▶ DATA ENTRIES:
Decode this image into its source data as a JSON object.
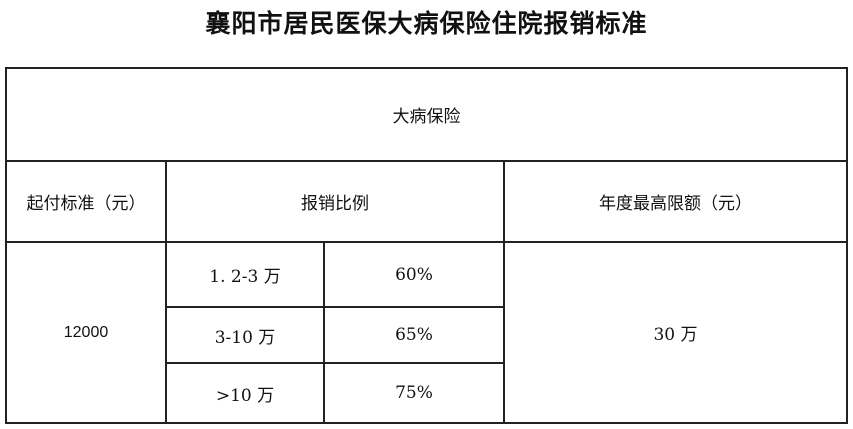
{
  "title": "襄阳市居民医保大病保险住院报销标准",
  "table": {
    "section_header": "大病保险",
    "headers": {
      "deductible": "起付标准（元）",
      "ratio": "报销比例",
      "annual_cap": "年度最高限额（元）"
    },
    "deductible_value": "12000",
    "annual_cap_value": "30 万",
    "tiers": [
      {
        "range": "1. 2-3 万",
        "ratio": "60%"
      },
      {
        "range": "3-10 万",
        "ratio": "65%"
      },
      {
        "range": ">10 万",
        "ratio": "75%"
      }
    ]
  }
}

▶ WHAT TO DO:
Transcribe the full listing above exactly as it stands, minus the pictures.

▶ RESULT OF THIS TASK:
Decode this image into its source data as a JSON object.
{
  "title": "襄阳市居民医保大病保险住院报销标准",
  "table": {
    "section_header": "大病保险",
    "headers": {
      "deductible": "起付标准（元）",
      "ratio": "报销比例",
      "annual_cap": "年度最高限额（元）"
    },
    "deductible_value": "12000",
    "annual_cap_value": "30 万",
    "tiers": [
      {
        "range": "1. 2-3 万",
        "ratio": "60%"
      },
      {
        "range": "3-10 万",
        "ratio": "65%"
      },
      {
        "range": ">10 万",
        "ratio": "75%"
      }
    ]
  }
}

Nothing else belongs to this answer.